* [DATASET]
::::::::::
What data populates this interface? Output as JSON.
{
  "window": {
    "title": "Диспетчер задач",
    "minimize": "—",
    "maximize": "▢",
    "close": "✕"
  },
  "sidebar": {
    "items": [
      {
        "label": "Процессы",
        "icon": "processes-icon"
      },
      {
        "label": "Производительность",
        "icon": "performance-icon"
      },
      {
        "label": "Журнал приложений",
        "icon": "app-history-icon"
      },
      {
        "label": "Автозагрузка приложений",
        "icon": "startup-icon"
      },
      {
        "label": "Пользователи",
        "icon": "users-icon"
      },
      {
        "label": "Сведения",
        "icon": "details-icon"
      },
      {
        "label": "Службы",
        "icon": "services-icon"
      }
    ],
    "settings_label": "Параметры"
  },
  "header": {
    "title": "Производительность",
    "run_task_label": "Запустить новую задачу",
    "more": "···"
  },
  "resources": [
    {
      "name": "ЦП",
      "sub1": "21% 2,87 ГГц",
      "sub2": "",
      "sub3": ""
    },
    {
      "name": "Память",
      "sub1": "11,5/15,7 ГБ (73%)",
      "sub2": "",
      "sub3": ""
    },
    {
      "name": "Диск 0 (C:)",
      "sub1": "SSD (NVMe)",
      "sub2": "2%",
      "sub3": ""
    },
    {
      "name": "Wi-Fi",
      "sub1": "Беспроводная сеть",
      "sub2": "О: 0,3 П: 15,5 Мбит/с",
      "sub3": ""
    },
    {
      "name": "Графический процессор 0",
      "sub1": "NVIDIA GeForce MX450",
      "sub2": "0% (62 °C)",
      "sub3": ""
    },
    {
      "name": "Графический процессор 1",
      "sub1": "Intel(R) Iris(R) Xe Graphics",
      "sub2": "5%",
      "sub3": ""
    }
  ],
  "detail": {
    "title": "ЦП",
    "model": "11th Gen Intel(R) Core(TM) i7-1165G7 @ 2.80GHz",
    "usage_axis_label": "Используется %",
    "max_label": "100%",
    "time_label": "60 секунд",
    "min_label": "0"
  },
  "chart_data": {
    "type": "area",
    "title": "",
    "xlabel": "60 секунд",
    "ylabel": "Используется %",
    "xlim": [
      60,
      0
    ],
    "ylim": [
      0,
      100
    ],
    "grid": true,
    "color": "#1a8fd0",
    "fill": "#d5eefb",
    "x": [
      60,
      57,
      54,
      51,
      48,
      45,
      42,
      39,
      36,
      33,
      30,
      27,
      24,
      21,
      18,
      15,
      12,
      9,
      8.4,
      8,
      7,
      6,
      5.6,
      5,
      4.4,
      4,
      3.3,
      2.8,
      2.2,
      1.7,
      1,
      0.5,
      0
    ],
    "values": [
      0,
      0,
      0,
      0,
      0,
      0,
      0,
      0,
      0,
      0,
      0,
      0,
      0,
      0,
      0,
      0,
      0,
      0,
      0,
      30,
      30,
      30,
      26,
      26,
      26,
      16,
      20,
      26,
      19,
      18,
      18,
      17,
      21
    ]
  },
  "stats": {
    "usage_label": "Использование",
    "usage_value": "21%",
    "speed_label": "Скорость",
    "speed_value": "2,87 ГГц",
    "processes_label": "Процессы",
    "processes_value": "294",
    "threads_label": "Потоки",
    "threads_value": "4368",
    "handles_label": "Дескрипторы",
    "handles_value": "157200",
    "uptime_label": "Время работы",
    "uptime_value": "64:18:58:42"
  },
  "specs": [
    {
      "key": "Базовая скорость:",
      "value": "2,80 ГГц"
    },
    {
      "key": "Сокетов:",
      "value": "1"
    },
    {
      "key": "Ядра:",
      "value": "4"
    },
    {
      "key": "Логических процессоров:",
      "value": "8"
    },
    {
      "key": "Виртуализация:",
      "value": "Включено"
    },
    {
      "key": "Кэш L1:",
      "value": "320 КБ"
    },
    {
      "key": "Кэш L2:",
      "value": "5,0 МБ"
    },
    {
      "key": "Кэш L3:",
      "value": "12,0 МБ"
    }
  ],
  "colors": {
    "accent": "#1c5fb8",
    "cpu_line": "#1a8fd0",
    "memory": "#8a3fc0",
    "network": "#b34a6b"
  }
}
::::::::::
* [PROMPT]
Take the entries above and transcribe them exactly.

* [FINAL RESULT]
What data populates this interface? Output as JSON.
{
  "window": {
    "title": "Диспетчер задач",
    "minimize": "—",
    "maximize": "▢",
    "close": "✕"
  },
  "sidebar": {
    "items": [
      {
        "label": "Процессы",
        "icon": "processes-icon"
      },
      {
        "label": "Производительность",
        "icon": "performance-icon"
      },
      {
        "label": "Журнал приложений",
        "icon": "app-history-icon"
      },
      {
        "label": "Автозагрузка приложений",
        "icon": "startup-icon"
      },
      {
        "label": "Пользователи",
        "icon": "users-icon"
      },
      {
        "label": "Сведения",
        "icon": "details-icon"
      },
      {
        "label": "Службы",
        "icon": "services-icon"
      }
    ],
    "settings_label": "Параметры"
  },
  "header": {
    "title": "Производительность",
    "run_task_label": "Запустить новую задачу",
    "more": "···"
  },
  "resources": [
    {
      "name": "ЦП",
      "sub1": "21% 2,87 ГГц",
      "sub2": "",
      "sub3": ""
    },
    {
      "name": "Память",
      "sub1": "11,5/15,7 ГБ (73%)",
      "sub2": "",
      "sub3": ""
    },
    {
      "name": "Диск 0 (C:)",
      "sub1": "SSD (NVMe)",
      "sub2": "2%",
      "sub3": ""
    },
    {
      "name": "Wi-Fi",
      "sub1": "Беспроводная сеть",
      "sub2": "О: 0,3 П: 15,5 Мбит/с",
      "sub3": ""
    },
    {
      "name": "Графический процессор 0",
      "sub1": "NVIDIA GeForce MX450",
      "sub2": "0% (62 °C)",
      "sub3": ""
    },
    {
      "name": "Графический процессор 1",
      "sub1": "Intel(R) Iris(R) Xe Graphics",
      "sub2": "5%",
      "sub3": ""
    }
  ],
  "detail": {
    "title": "ЦП",
    "model": "11th Gen Intel(R) Core(TM) i7-1165G7 @ 2.80GHz",
    "usage_axis_label": "Используется %",
    "max_label": "100%",
    "time_label": "60 секунд",
    "min_label": "0"
  },
  "chart_data": {
    "type": "area",
    "title": "",
    "xlabel": "60 секунд",
    "ylabel": "Используется %",
    "xlim": [
      60,
      0
    ],
    "ylim": [
      0,
      100
    ],
    "grid": true,
    "color": "#1a8fd0",
    "fill": "#d5eefb",
    "x": [
      60,
      57,
      54,
      51,
      48,
      45,
      42,
      39,
      36,
      33,
      30,
      27,
      24,
      21,
      18,
      15,
      12,
      9,
      8.4,
      8,
      7,
      6,
      5.6,
      5,
      4.4,
      4,
      3.3,
      2.8,
      2.2,
      1.7,
      1,
      0.5,
      0
    ],
    "values": [
      0,
      0,
      0,
      0,
      0,
      0,
      0,
      0,
      0,
      0,
      0,
      0,
      0,
      0,
      0,
      0,
      0,
      0,
      0,
      30,
      30,
      30,
      26,
      26,
      26,
      16,
      20,
      26,
      19,
      18,
      18,
      17,
      21
    ]
  },
  "stats": {
    "usage_label": "Использование",
    "usage_value": "21%",
    "speed_label": "Скорость",
    "speed_value": "2,87 ГГц",
    "processes_label": "Процессы",
    "processes_value": "294",
    "threads_label": "Потоки",
    "threads_value": "4368",
    "handles_label": "Дескрипторы",
    "handles_value": "157200",
    "uptime_label": "Время работы",
    "uptime_value": "64:18:58:42"
  },
  "specs": [
    {
      "key": "Базовая скорость:",
      "value": "2,80 ГГц"
    },
    {
      "key": "Сокетов:",
      "value": "1"
    },
    {
      "key": "Ядра:",
      "value": "4"
    },
    {
      "key": "Логических процессоров:",
      "value": "8"
    },
    {
      "key": "Виртуализация:",
      "value": "Включено"
    },
    {
      "key": "Кэш L1:",
      "value": "320 КБ"
    },
    {
      "key": "Кэш L2:",
      "value": "5,0 МБ"
    },
    {
      "key": "Кэш L3:",
      "value": "12,0 МБ"
    }
  ],
  "colors": {
    "accent": "#1c5fb8",
    "cpu_line": "#1a8fd0",
    "memory": "#8a3fc0",
    "network": "#b34a6b"
  }
}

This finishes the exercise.